_Task objective_:
Scan the entries and copy each line where the word "when" is present.

_Material supplied_:

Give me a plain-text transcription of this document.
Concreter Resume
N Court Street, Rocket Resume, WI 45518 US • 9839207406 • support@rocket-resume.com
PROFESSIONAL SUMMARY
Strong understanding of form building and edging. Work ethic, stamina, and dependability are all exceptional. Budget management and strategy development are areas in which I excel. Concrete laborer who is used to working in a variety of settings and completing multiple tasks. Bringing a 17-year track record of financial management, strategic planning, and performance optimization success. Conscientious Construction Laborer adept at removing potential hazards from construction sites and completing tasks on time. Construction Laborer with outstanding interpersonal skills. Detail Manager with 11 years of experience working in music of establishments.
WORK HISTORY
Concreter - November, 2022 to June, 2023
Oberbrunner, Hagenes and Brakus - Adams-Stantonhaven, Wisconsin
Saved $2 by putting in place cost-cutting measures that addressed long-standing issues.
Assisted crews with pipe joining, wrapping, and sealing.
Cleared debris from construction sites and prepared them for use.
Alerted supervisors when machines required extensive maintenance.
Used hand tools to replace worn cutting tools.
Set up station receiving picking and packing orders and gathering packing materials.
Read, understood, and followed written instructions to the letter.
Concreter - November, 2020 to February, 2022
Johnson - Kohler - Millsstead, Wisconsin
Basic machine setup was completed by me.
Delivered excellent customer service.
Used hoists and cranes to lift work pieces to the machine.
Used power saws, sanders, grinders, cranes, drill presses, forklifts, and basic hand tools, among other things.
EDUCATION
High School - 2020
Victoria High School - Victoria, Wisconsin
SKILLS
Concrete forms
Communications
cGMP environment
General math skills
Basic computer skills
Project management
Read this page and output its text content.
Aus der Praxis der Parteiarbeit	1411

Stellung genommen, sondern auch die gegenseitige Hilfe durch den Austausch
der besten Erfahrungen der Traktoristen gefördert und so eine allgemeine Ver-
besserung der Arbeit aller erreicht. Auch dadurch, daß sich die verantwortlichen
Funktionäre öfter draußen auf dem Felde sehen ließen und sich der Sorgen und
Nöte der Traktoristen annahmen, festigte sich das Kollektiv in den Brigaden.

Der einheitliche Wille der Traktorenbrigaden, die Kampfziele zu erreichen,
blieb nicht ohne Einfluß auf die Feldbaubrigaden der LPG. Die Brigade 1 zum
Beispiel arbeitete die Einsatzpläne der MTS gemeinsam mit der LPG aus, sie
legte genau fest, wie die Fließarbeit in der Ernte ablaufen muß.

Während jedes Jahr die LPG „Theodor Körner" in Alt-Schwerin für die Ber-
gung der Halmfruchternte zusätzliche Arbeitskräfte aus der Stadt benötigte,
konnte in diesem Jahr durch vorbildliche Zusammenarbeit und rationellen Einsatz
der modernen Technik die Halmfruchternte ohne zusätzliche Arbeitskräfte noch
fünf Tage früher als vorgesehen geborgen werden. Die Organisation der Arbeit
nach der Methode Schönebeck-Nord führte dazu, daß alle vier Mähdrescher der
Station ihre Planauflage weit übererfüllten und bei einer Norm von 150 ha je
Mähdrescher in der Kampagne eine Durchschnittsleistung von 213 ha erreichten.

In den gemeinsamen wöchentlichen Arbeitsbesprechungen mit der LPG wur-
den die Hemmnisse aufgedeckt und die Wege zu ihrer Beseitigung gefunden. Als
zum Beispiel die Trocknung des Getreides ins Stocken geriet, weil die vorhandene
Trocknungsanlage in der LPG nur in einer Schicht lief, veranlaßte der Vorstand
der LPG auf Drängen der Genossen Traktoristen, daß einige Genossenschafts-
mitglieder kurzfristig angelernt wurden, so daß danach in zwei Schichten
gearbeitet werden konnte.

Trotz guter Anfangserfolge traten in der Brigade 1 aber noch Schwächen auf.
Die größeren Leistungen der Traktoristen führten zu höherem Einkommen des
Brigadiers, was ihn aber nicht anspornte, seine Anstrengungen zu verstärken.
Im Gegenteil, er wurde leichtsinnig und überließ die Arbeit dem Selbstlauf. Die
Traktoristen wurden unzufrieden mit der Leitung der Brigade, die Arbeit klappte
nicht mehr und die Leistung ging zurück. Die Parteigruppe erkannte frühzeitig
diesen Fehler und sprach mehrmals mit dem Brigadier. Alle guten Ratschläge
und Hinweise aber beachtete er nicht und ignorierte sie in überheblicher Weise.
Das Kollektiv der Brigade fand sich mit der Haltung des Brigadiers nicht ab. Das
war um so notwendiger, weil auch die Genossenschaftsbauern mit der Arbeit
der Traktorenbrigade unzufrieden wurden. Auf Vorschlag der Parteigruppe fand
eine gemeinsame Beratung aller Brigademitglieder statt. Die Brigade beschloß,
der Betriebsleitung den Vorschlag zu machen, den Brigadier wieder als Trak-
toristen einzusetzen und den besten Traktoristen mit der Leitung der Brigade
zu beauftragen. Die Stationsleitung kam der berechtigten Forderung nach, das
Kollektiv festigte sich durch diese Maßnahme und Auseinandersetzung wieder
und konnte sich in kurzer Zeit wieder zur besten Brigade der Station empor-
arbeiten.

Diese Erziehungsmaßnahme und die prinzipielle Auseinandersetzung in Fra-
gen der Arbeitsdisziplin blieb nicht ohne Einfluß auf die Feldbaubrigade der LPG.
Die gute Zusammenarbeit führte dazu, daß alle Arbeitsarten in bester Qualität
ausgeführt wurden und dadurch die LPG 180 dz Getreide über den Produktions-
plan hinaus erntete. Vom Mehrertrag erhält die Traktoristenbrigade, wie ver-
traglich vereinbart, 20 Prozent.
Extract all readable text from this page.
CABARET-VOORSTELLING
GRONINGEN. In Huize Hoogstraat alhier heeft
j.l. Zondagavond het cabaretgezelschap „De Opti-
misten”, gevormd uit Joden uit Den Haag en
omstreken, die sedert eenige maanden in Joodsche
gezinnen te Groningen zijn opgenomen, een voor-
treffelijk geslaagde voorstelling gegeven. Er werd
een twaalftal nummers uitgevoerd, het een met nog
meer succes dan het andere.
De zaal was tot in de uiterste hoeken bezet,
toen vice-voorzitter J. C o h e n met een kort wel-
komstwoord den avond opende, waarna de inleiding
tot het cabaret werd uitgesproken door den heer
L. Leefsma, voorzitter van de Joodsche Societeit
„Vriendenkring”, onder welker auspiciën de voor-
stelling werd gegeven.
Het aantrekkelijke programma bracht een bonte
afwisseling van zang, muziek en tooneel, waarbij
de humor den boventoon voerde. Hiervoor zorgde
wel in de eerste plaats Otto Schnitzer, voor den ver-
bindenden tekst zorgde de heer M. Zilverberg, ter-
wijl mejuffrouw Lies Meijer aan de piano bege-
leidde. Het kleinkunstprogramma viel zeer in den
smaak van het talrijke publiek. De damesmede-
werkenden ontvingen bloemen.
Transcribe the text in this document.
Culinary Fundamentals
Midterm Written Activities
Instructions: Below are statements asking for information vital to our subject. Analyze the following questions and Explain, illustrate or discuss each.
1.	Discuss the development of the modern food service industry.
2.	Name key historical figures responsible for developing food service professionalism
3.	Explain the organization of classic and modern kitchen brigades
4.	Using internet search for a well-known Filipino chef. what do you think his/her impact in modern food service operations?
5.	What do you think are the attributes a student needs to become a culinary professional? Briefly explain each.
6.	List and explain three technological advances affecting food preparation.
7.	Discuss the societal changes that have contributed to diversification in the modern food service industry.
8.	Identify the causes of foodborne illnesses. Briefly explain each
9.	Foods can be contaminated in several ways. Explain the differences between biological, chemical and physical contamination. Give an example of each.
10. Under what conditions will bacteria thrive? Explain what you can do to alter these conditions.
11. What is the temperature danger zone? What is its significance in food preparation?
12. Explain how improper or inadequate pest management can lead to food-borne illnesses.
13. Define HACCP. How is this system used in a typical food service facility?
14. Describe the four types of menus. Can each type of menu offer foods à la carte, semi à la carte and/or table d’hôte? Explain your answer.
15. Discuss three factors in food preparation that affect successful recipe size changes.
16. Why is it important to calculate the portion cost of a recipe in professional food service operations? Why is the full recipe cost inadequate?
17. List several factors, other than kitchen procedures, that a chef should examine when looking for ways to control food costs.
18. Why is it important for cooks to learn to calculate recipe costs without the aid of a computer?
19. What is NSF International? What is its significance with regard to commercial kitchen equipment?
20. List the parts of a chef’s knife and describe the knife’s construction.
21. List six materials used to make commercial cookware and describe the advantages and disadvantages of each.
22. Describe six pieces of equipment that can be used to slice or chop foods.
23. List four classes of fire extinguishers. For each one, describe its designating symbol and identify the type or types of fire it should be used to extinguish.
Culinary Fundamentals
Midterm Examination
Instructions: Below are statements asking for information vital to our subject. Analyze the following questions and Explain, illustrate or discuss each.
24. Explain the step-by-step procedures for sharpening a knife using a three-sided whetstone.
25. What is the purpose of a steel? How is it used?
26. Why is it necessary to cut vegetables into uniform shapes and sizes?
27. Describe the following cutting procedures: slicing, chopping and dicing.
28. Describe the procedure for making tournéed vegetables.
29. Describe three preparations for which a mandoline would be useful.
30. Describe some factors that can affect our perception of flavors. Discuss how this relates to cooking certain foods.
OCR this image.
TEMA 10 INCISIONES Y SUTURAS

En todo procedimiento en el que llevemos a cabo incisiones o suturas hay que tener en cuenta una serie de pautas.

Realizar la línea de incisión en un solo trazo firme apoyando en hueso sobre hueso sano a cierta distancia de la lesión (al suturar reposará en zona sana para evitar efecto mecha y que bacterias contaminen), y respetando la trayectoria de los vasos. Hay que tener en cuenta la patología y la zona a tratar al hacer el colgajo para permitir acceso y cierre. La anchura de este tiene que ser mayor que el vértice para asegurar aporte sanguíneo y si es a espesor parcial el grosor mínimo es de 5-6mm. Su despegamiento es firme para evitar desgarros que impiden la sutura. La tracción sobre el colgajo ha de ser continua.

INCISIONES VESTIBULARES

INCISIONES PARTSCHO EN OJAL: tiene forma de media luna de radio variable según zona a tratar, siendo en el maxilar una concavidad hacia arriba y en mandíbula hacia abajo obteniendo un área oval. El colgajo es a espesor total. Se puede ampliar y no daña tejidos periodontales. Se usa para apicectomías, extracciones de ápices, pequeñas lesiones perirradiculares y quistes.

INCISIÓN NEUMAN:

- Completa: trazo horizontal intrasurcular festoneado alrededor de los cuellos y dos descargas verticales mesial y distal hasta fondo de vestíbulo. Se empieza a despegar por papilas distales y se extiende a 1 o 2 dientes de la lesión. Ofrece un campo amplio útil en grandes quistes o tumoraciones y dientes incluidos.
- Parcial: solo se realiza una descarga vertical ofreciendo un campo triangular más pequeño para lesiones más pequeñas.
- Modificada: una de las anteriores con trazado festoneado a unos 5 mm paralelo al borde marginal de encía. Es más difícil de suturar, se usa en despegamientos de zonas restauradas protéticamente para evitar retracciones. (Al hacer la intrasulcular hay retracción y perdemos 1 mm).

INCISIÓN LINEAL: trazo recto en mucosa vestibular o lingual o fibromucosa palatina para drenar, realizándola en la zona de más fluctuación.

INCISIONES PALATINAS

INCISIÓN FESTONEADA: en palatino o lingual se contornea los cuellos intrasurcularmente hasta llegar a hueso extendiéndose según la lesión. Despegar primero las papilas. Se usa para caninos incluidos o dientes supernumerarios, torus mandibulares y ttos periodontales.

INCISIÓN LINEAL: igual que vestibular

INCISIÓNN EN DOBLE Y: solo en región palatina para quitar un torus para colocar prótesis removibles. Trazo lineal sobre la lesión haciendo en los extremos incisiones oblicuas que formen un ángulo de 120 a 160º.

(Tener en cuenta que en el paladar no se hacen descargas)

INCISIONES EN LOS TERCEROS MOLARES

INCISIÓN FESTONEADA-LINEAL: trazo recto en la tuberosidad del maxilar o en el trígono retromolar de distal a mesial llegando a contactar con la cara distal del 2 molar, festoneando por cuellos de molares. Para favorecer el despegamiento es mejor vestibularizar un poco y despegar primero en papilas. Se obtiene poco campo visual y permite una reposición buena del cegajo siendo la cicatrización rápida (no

_Response to the exercise_:
Alerted supervisors when machines required extensive maintenance.
17. List several factors, other than kitchen procedures, that a chef should examine when looking for ways to control food costs.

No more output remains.